▽

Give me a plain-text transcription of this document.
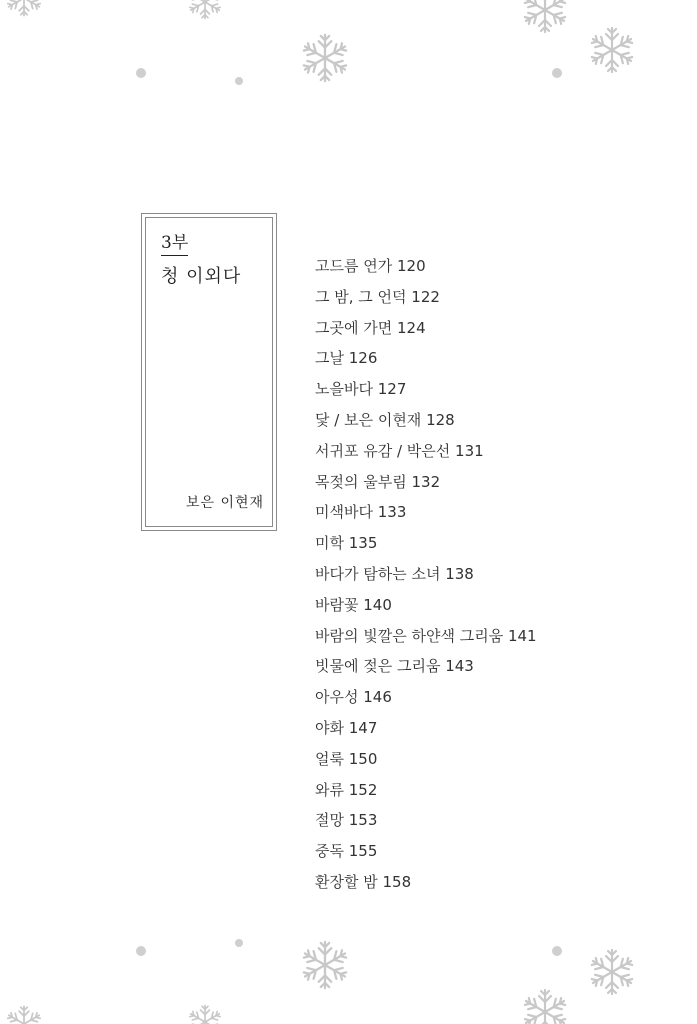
3부
청 이외다
보은 이현재
고드름 연가 120
그 밤, 그 언덕 122
그곳에 가면 124
그날 126
노을바다 127
닻 / 보은 이현재 128
서귀포 유감 / 박은선 131
목젖의 울부림 132
미색바다 133
미학 135
바다가 탐하는 소녀 138
바람꽃 140
바람의 빛깔은 하얀색 그리움 141
빗물에 젖은 그리움 143
아우성 146
야화 147
얼룩 150
와류 152
절망 153
중독 155
환장할 밤 158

△

Stated goal = Print each of the records above exactly as written, leaving no picture in the copy.

Written answer =
Give me a plain-text transcription of this document.
3부
청 이외다
보은 이현재
고드름 연가 120
그 밤, 그 언덕 122
그곳에 가면 124
그날 126
노을바다 127
닻 / 보은 이현재 128
서귀포 유감 / 박은선 131
목젖의 울부림 132
미색바다 133
미학 135
바다가 탐하는 소녀 138
바람꽃 140
바람의 빛깔은 하얀색 그리움 141
빗물에 젖은 그리움 143
아우성 146
야화 147
얼룩 150
와류 152
절망 153
중독 155
환장할 밤 158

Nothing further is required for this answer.